___ ARTICLE ___

KOROR, Palau - Thirteen Chinese Muslim detainees at Guantanamo Bay can expect a life of farm work, fishing and English-language classes if they are relocated to the tiny Pacific island republic of Palau, its president said Saturday.
Political pressure has compelled President Barack Obama keep the Uighurs from being set free in the U.S., and he has asked other countries to take them in. The first overtures to Palau were made late last month.
President Johnson Toribiong said last week some of the men are hesitant about accepting the offer because they fear Palau cannot shield them from China, which considers them separatists and has demanded they be sent home for trial.
Toribiong said the men asked: "'Do you have an army? Do you have a navy?' because they are concerned about their safety from the Chinese."
U.S. officials have said the men could be executed if they are returned to China and have refused to send them there.
It remains unclear when, if ever, the Uighurs might arrive. Both Palau and U.S. officials have previously said that the transfer was not guaranteed. It is also not clear how much say the Uighurs have in their final destination and whether they could reject a move to Palau.
Toribiong said Saturday the Guantanamo detainees could live in two remote locations on sparsely populated Babeldaob, Palau's largest island. One area is a ranch and the other a farm where the men can work. They can also go fishing, he said.

___ DATASET ROWS ___

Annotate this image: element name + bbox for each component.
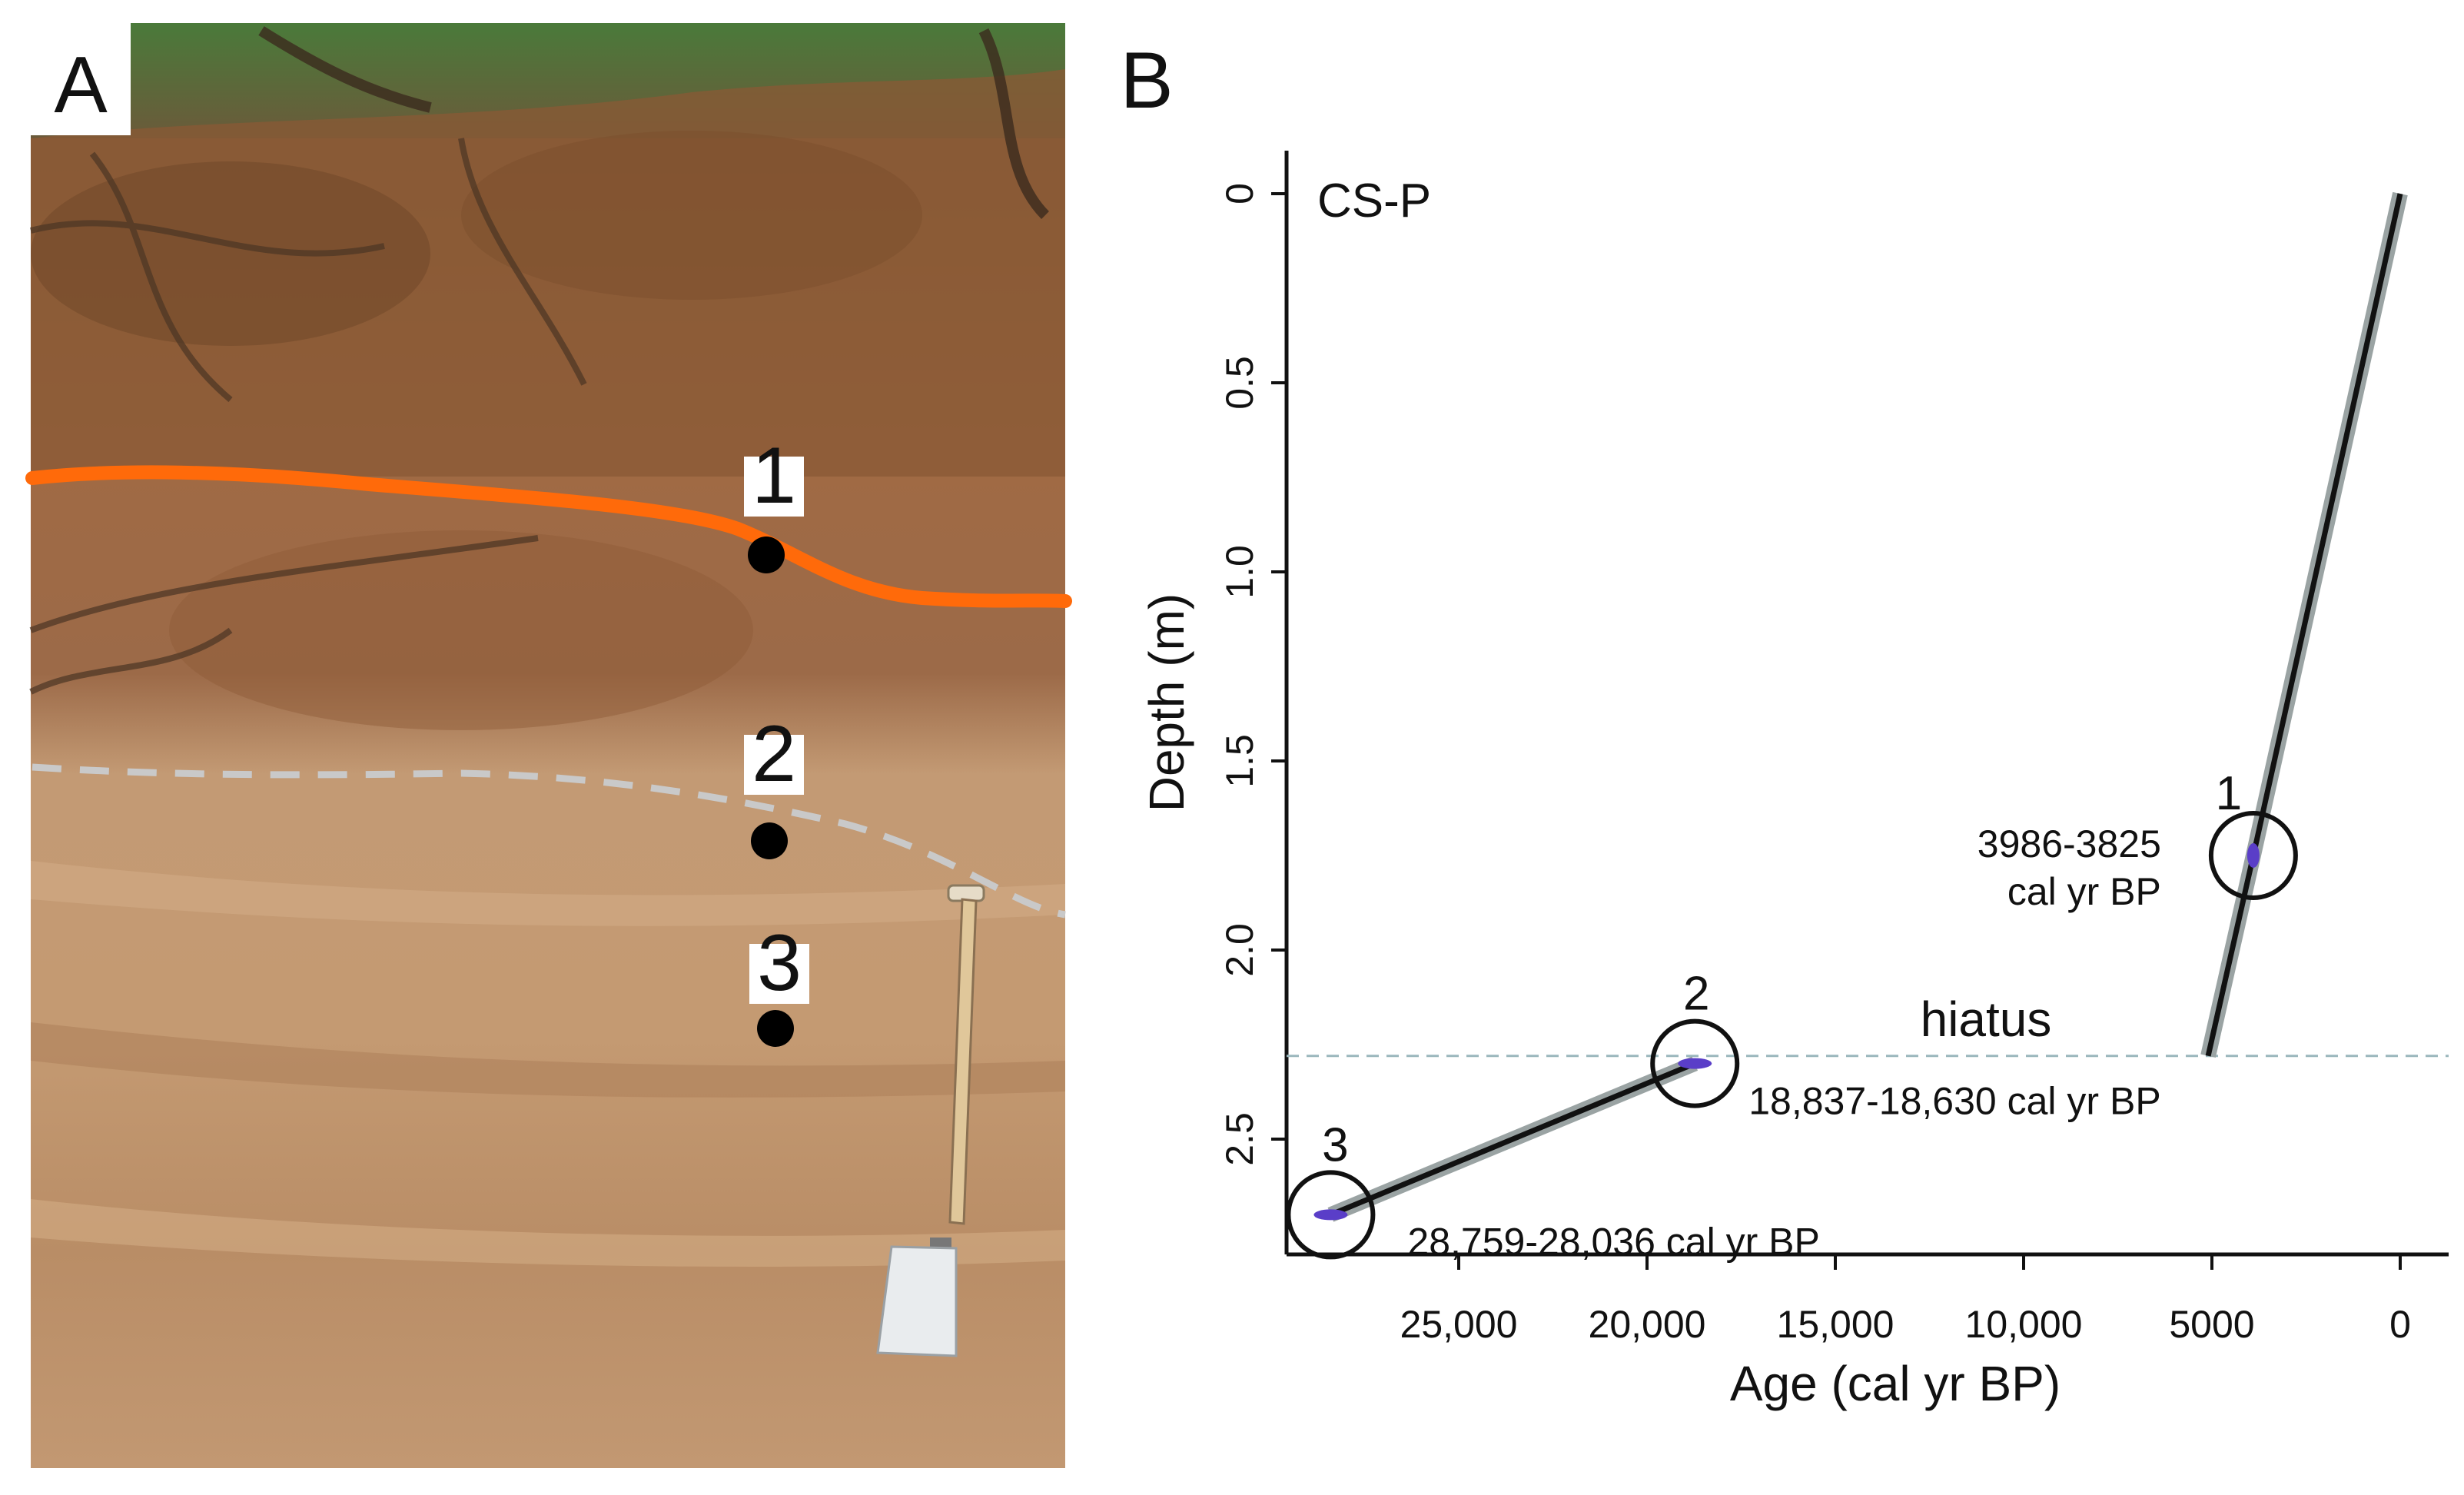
x-tick-label-1: 20,000 xyxy=(1589,1303,1706,1346)
date-3-mark xyxy=(1313,1209,1348,1221)
y-tick-label-4: 2.0 xyxy=(1218,923,1261,977)
site-label: CS-P xyxy=(1317,174,1431,228)
y-tick-label-2: 1.0 xyxy=(1218,545,1261,599)
upper-horizon-boundary xyxy=(25,465,1072,608)
date-1-number: 1 xyxy=(2216,767,2242,820)
photo-marker-1-label: 1 xyxy=(752,431,796,520)
y-tick-label-1: 0.5 xyxy=(1218,356,1261,410)
panel-a-label: A xyxy=(54,41,108,130)
photo-marker-1: 1 xyxy=(744,431,804,573)
hiatus-layer: hiatus xyxy=(1287,992,2449,1058)
y-tick-label-5: 2.5 xyxy=(1218,1112,1261,1166)
date-3-number: 3 xyxy=(1322,1118,1348,1171)
y-tick-label-0: 0 xyxy=(1218,183,1261,204)
date-1-mark xyxy=(2246,843,2260,868)
x-tick-label-0: 25,000 xyxy=(1400,1303,1518,1346)
panel-b-label: B xyxy=(1120,36,1173,125)
x-ticks: 25,000 20,000 15,000 10,000 5000 0 xyxy=(1400,1254,2411,1346)
date-2-circle xyxy=(1650,1018,1740,1108)
date-1-age-annotation: 3986-3825 xyxy=(1978,822,2161,865)
date-1-circle xyxy=(2208,811,2298,900)
series-layer xyxy=(1327,191,2408,1222)
dates-layer: 1 3986-3825 cal yr BP 2 18,837-18,630 cal yr… xyxy=(1286,767,2298,1263)
lower-horizon-boundary xyxy=(32,763,1066,919)
date-2-age-annotation: 18,837-18,630 cal yr BP xyxy=(1748,1080,2160,1123)
date-2-mark xyxy=(1678,1058,1712,1069)
date-2-number: 2 xyxy=(1683,968,1709,1021)
photo-marker-2-label: 2 xyxy=(752,709,796,799)
date-1-age-annotation-unit: cal yr BP xyxy=(2007,870,2161,913)
x-axis-title: Age (cal yr BP) xyxy=(1730,1356,2061,1411)
panel-a-label-box xyxy=(31,23,131,135)
photo-marker-2: 2 xyxy=(744,709,804,859)
x-tick-label-2: 15,000 xyxy=(1777,1303,1894,1346)
date-3-age-annotation: 28,759-28,036 cal yr BP xyxy=(1407,1220,1819,1263)
series-1-line xyxy=(2205,193,2403,1057)
photo-background xyxy=(29,23,1065,1468)
x-tick-label-5: 0 xyxy=(2389,1303,2411,1346)
y-tick-label-3: 1.5 xyxy=(1218,734,1261,788)
plot-frame xyxy=(1284,151,2449,1257)
y-ticks: 0 0.5 1.0 1.5 2.0 2.5 xyxy=(1218,183,1287,1166)
series-2-line xyxy=(1330,1061,1696,1218)
x-tick-label-4: 5000 xyxy=(2169,1303,2254,1346)
x-tick-label-3: 10,000 xyxy=(1965,1303,2083,1346)
hiatus-label: hiatus xyxy=(1921,992,2052,1047)
y-axis-title: Depth (m) xyxy=(1139,593,1194,812)
date-3-circle xyxy=(1286,1170,1376,1260)
spade xyxy=(876,884,985,1357)
photo-marker-3-label: 3 xyxy=(757,919,802,1008)
photo-marker-3: 3 xyxy=(749,919,809,1047)
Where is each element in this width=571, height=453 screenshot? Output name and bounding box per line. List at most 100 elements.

___

### WRITTEN REQUEST 1
Rewrite the listing lines as a JSON list of strings, one string per line, covering everything from the line containing "x-tick-label-1: 20,000 xyxy=(1589,1303,1706,1346)" down to the line containing "x-tick-label-2: 15,000 xyxy=(1777,1303,1894,1346)", and skip any blank lines.
### WRITTEN REQUEST 2
Extend the news report on the Guantanamo Uighurs and Palau, continuing after its final sentence.

### TASK OUTPUT 1
[
  "x-tick-label-1: 20,000 xyxy=(1589,1303,1706,1346)",
  "date-3-mark xyxy=(1313,1209,1348,1221)",
  "y-tick-label-4: 2.0 xyxy=(1218,923,1261,977)",
  "site-label: CS-P xyxy=(1317,174,1431,228)",
  "y-tick-label-2: 1.0 xyxy=(1218,545,1261,599)",
  "upper-horizon-boundary xyxy=(25,465,1072,608)",
  "date-1-number: 1 xyxy=(2216,767,2242,820)",
  "photo-marker-1-label: 1 xyxy=(752,431,796,520)",
  "y-tick-label-1: 0.5 xyxy=(1218,356,1261,410)",
  "panel-a-label: A xyxy=(54,41,108,130)",
  "photo-marker-1: 1 xyxy=(744,431,804,573)",
  "hiatus-layer: hiatus xyxy=(1287,992,2449,1058)",
  "y-tick-label-5: 2.5 xyxy=(1218,1112,1261,1166)",
  "date-3-number: 3 xyxy=(1322,1118,1348,1171)",
  "y-tick-label-0: 0 xyxy=(1218,183,1261,204)",
  "date-1-mark xyxy=(2246,843,2260,868)",
  "x-tick-label-0: 25,000 xyxy=(1400,1303,1518,1346)",
  "panel-b-label: B xyxy=(1120,36,1173,125)",
  "x-ticks: 25,000 20,000 15,000 10,000 5000 0 xyxy=(1400,1254,2411,1346)",
  "date-2-circle xyxy=(1650,1018,1740,1108)",
  "date-1-age-annotation: 3986-3825 xyxy=(1978,822,2161,865)",
  "date-1-circle xyxy=(2208,811,2298,900)",
  "series-layer xyxy=(1327,191,2408,1222)",
  "dates-layer: 1 3986-3825 cal yr BP 2 18,837-18,630 cal yr… xyxy=(1286,767,2298,1263)",
  "lower-horizon-boundary xyxy=(32,763,1066,919)",
  "date-2-age-annotation: 18,837-18,630 cal yr BP xyxy=(1748,1080,2160,1123)",
  "date-2-mark xyxy=(1678,1058,1712,1069)",
  "date-2-number: 2 xyxy=(1683,968,1709,1021)",
  "photo-marker-2-label: 2 xyxy=(752,709,796,799)",
  "date-1-age-annotation-unit: cal yr BP xyxy=(2007,870,2161,913)",
  "x-axis-title: Age (cal yr BP) xyxy=(1730,1356,2061,1411)",
  "panel-a-label-box xyxy=(31,23,131,135)",
  "photo-marker-2: 2 xyxy=(744,709,804,859)",
  "x-tick-label-2: 15,000 xyxy=(1777,1303,1894,1346)"
]

### TASK OUTPUT 2
Toribiong has directed the head of Palau Community College to prepare an education plan for the Uighurs, with the initial focus on teaching them English. English is one of the country's official languages.
"We need to make their resettlement to Palau as smooth as possible," Toribiong told The Associated Press in an interview.
Officials in rural Ngeremlengui state sent Toribiong a letter Thursday offering to take in the Uighurs.
"If they want to work on the farm, then they can work on the farm," said Governor Wilson Ongos. "If they want to go fishing, they can go fishing."
Though the men had concerns about moving to Palau, all appeared open to the idea, said Palau Community College President Patrick Tellei, who was part of the nation's four-person delegation that recently visited Guantanamo.
With a population of 20,000, Palau is one of the world's smallest countries. It has no diplomatic relations with China and instead recognizes Taiwan. Its military protector and primary financial patron is the U.S.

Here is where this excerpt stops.